Can you transcribe every line exactly and leave the pictures behind?

■ **Saved entries**:
□ □ □ □
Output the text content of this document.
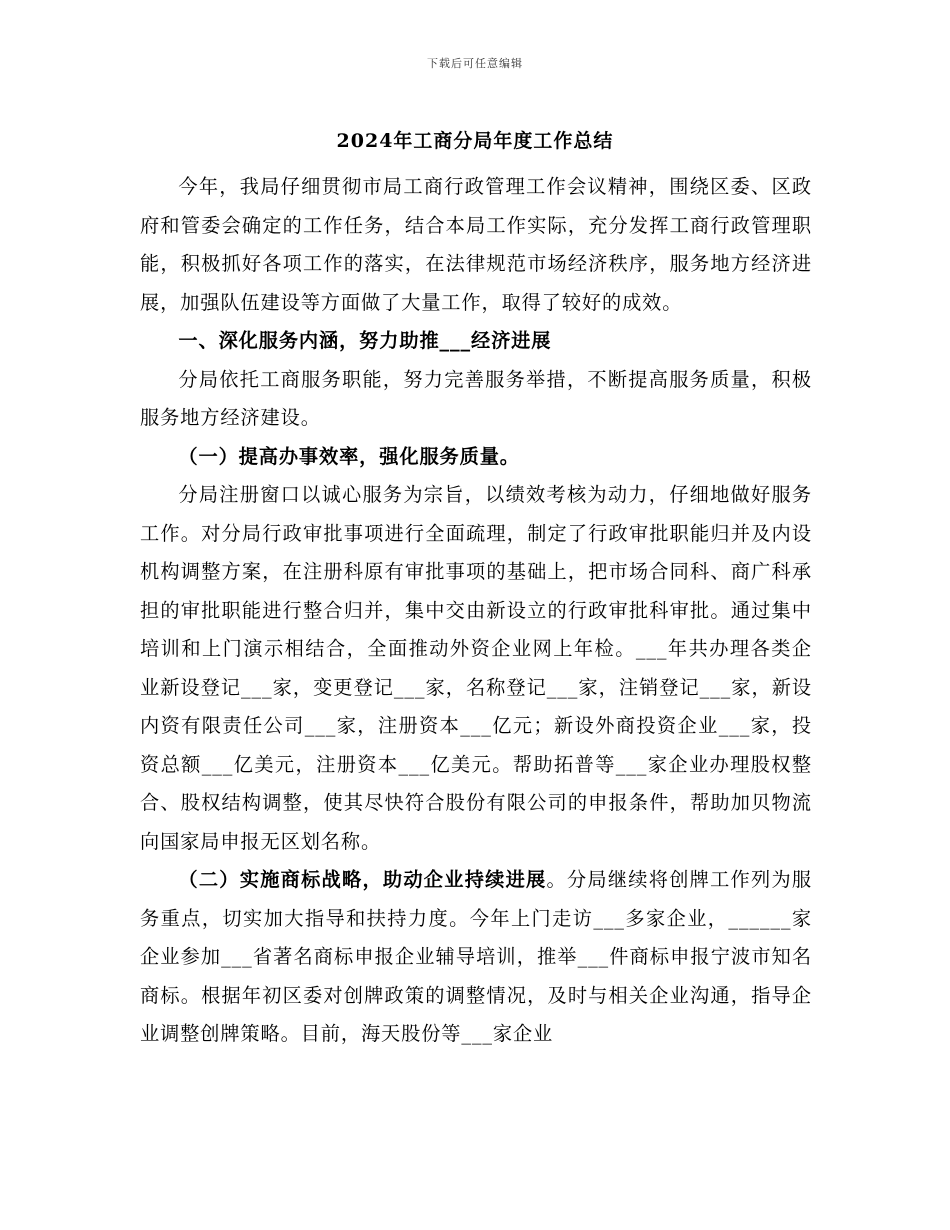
下载后可任意编辑
2024年工商分局年度工作总结

今年，我局仔细贯彻市局工商行政管理工作会议精神，围绕区委、区政府和管委会确定的工作任务，结合本局工作实际，充分发挥工商行政管理职能，积极抓好各项工作的落实，在法律规范市场经济秩序，服务地方经济进展，加强队伍建设等方面做了大量工作，取得了较好的成效。

一、深化服务内涵，努力助推___经济进展

分局依托工商服务职能，努力完善服务举措，不断提高服务质量，积极服务地方经济建设。

（一）提高办事效率，强化服务质量。

分局注册窗口以诚心服务为宗旨，以绩效考核为动力，仔细地做好服务工作。对分局行政审批事项进行全面疏理，制定了行政审批职能归并及内设机构调整方案，在注册科原有审批事项的基础上，把市场合同科、商广科承担的审批职能进行整合归并，集中交由新设立的行政审批科审批。通过集中培训和上门演示相结合，全面推动外资企业网上年检。___年共办理各类企业新设登记___家，变更登记___家，名称登记___家，注销登记___家，新设内资有限责任公司___家，注册资本___亿元；新设外商投资企业___家，投资总额___亿美元，注册资本___亿美元。帮助拓普等___家企业办理股权整合、股权结构调整，使其尽快符合股份有限公司的申报条件，帮助加贝物流向国家局申报无区划名称。

（二）实施商标战略，助动企业持续进展。分局继续将创牌工作列为服务重点，切实加大指导和扶持力度。今年上门走访___多家企业，______家企业参加___省著名商标申报企业辅导培训，推举___件商标申报宁波市知名商标。根据年初区委对创牌政策的调整情况，及时与相关企业沟通，指导企业调整创牌策略。目前，海天股份等___家企业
□ □ □ □
■ **EXERCISE RESPONSE**:
Output the text content of this document.
下载后可任意编辑
2024年工商分局年度工作总结

今年，我局仔细贯彻市局工商行政管理工作会议精神，围绕区委、区政府和管委会确定的工作任务，结合本局工作实际，充分发挥工商行政管理职能，积极抓好各项工作的落实，在法律规范市场经济秩序，服务地方经济进展，加强队伍建设等方面做了大量工作，取得了较好的成效。

一、深化服务内涵，努力助推___经济进展

分局依托工商服务职能，努力完善服务举措，不断提高服务质量，积极服务地方经济建设。

（一）提高办事效率，强化服务质量。

分局注册窗口以诚心服务为宗旨，以绩效考核为动力，仔细地做好服务工作。对分局行政审批事项进行全面疏理，制定了行政审批职能归并及内设机构调整方案，在注册科原有审批事项的基础上，把市场合同科、商广科承担的审批职能进行整合归并，集中交由新设立的行政审批科审批。通过集中培训和上门演示相结合，全面推动外资企业网上年检。___年共办理各类企业新设登记___家，变更登记___家，名称登记___家，注销登记___家，新设内资有限责任公司___家，注册资本___亿元；新设外商投资企业___家，投资总额___亿美元，注册资本___亿美元。帮助拓普等___家企业办理股权整合、股权结构调整，使其尽快符合股份有限公司的申报条件，帮助加贝物流向国家局申报无区划名称。

（二）实施商标战略，助动企业持续进展。分局继续将创牌工作列为服务重点，切实加大指导和扶持力度。今年上门走访___多家企业，______家企业参加___省著名商标申报企业辅导培训，推举___件商标申报宁波市知名商标。根据年初区委对创牌政策的调整情况，及时与相关企业沟通，指导企业调整创牌策略。目前，海天股份等___家企业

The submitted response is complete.